▶ DATASET RECORDS:
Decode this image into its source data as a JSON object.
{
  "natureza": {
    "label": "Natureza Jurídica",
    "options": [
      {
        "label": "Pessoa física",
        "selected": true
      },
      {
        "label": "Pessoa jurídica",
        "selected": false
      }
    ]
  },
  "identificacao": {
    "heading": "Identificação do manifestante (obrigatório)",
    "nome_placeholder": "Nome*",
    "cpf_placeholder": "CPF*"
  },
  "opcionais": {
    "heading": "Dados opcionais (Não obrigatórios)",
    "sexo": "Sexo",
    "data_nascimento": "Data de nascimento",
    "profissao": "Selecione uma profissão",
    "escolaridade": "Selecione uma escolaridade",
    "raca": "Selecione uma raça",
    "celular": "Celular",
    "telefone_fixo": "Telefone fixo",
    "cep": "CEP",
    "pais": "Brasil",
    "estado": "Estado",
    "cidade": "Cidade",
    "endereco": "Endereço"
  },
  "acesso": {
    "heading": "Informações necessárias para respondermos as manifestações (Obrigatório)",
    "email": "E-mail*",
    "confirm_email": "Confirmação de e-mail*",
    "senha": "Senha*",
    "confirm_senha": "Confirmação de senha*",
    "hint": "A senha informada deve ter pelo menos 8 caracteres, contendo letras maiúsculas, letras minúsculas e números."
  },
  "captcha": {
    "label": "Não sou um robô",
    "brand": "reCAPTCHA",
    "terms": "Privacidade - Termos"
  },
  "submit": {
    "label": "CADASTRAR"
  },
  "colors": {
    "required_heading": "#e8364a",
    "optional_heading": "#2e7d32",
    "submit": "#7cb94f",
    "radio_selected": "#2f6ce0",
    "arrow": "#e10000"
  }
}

▶ EXERCISE AIM:
Find the string "mail" in the records, then copy each line where it occurs.

▶ WRITTEN REPLY:
    "email": "E-mail*",
    "confirm_email": "Confirmação de e-mail*",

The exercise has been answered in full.